Aim
Give every line from the entries that contains "path".

Entries
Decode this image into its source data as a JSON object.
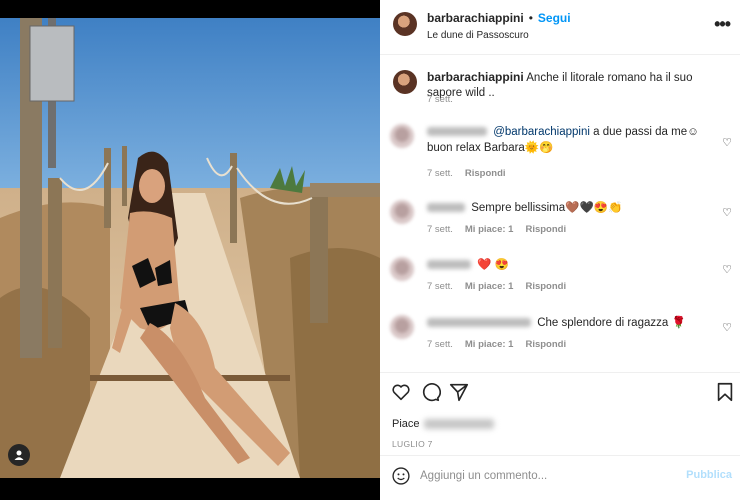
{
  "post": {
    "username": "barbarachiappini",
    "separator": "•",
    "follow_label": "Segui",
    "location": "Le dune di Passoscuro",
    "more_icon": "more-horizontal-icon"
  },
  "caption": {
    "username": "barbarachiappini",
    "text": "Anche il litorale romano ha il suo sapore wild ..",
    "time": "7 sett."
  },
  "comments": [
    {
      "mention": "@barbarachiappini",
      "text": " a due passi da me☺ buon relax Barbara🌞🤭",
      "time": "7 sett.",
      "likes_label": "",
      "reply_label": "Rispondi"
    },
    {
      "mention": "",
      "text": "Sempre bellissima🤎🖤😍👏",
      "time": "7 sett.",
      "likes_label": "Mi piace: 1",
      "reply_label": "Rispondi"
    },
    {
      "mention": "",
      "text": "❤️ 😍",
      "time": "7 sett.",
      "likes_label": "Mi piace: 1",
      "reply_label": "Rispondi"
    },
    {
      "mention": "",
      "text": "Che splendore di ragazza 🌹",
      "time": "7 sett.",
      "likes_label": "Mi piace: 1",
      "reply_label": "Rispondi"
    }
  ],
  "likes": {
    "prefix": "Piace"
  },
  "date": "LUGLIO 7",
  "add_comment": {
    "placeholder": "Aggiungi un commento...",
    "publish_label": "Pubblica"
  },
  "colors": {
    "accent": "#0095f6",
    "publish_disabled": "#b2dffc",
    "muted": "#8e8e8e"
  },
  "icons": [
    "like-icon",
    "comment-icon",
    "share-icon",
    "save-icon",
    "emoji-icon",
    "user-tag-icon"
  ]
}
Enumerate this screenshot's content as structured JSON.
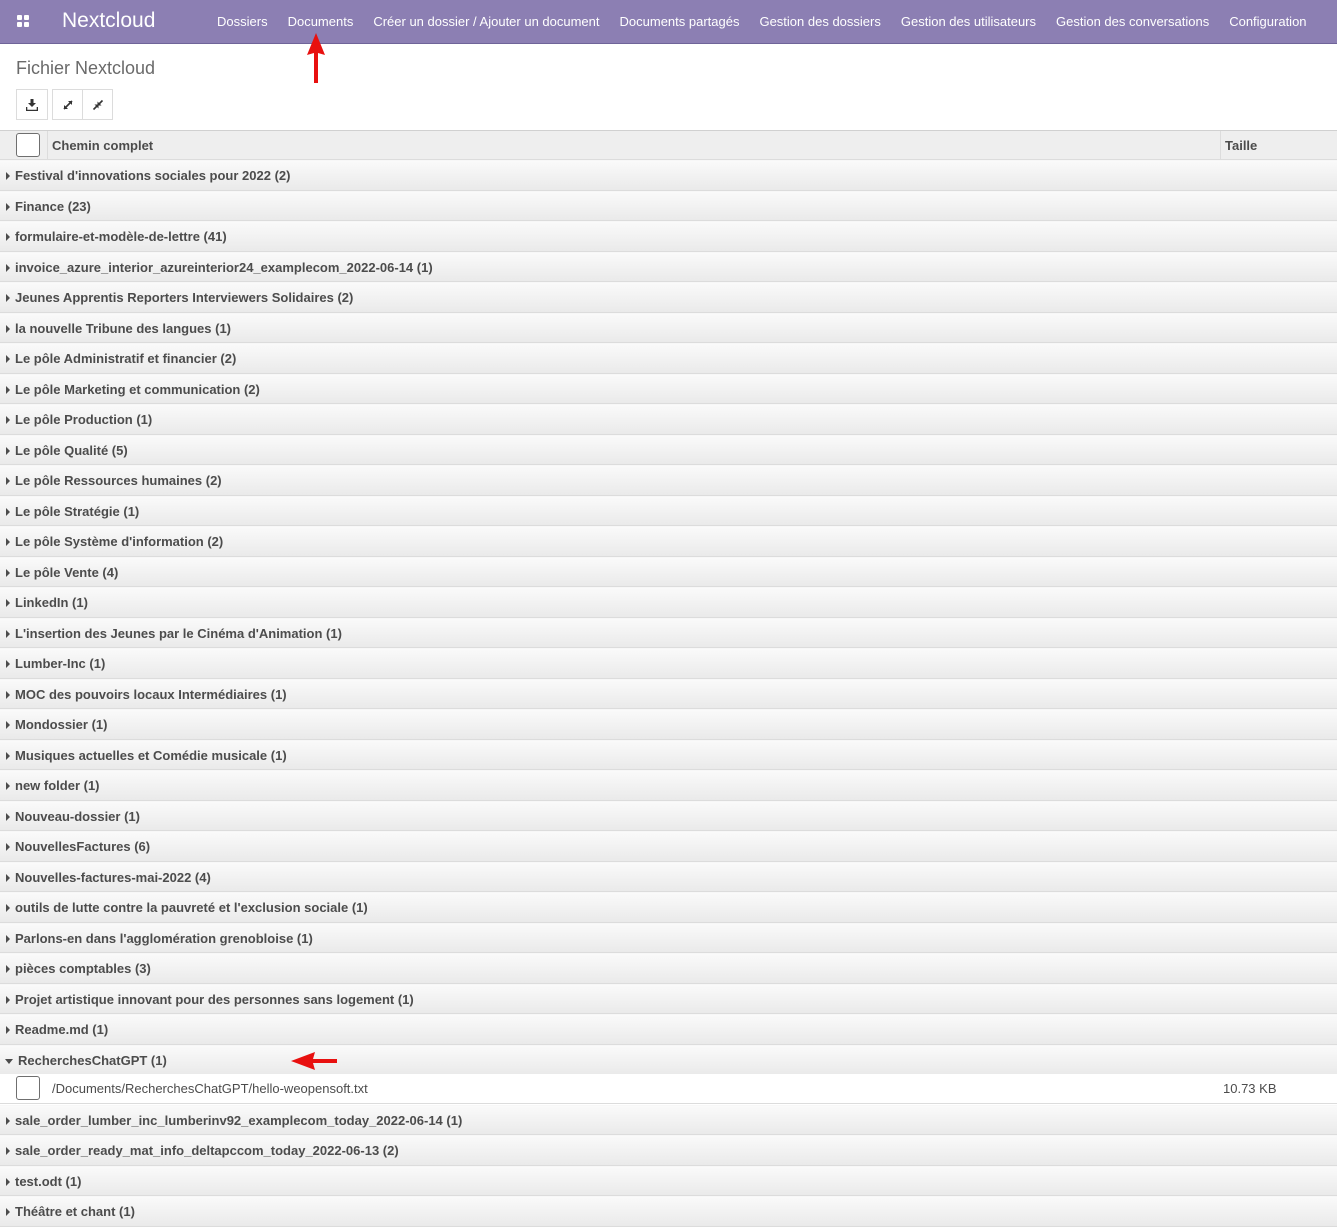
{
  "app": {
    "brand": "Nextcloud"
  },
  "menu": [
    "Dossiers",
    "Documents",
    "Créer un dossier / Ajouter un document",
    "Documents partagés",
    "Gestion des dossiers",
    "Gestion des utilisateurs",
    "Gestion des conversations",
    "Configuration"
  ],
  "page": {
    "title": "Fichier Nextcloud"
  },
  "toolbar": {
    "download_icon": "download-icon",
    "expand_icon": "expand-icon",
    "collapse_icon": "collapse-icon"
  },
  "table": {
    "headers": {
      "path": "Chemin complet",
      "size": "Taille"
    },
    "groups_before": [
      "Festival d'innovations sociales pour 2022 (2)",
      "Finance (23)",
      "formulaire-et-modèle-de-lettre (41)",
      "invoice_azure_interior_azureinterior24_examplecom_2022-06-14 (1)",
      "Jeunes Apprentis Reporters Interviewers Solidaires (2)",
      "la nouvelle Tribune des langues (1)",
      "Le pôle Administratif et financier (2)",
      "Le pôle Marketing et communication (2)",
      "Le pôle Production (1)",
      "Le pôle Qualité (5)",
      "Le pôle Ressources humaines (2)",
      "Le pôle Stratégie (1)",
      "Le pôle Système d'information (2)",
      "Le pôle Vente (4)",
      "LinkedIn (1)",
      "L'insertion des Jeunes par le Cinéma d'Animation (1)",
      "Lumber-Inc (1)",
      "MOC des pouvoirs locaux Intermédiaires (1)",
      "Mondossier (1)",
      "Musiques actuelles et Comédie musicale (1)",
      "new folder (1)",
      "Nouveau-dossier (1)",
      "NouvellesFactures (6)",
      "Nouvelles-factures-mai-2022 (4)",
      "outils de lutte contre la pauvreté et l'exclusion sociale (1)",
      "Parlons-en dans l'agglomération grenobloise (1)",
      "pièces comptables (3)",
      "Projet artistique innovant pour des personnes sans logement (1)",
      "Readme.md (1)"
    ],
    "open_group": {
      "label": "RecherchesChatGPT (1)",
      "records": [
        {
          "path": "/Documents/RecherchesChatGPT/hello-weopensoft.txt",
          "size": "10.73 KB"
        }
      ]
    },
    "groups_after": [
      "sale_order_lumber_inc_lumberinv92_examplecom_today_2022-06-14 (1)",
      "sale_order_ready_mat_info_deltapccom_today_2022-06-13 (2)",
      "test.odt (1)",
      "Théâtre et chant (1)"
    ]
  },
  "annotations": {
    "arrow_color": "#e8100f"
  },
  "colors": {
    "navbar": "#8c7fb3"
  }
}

Correct output
      "path": "Chemin complet",
          "path": "/Documents/RecherchesChatGPT/hello-weopensoft.txt",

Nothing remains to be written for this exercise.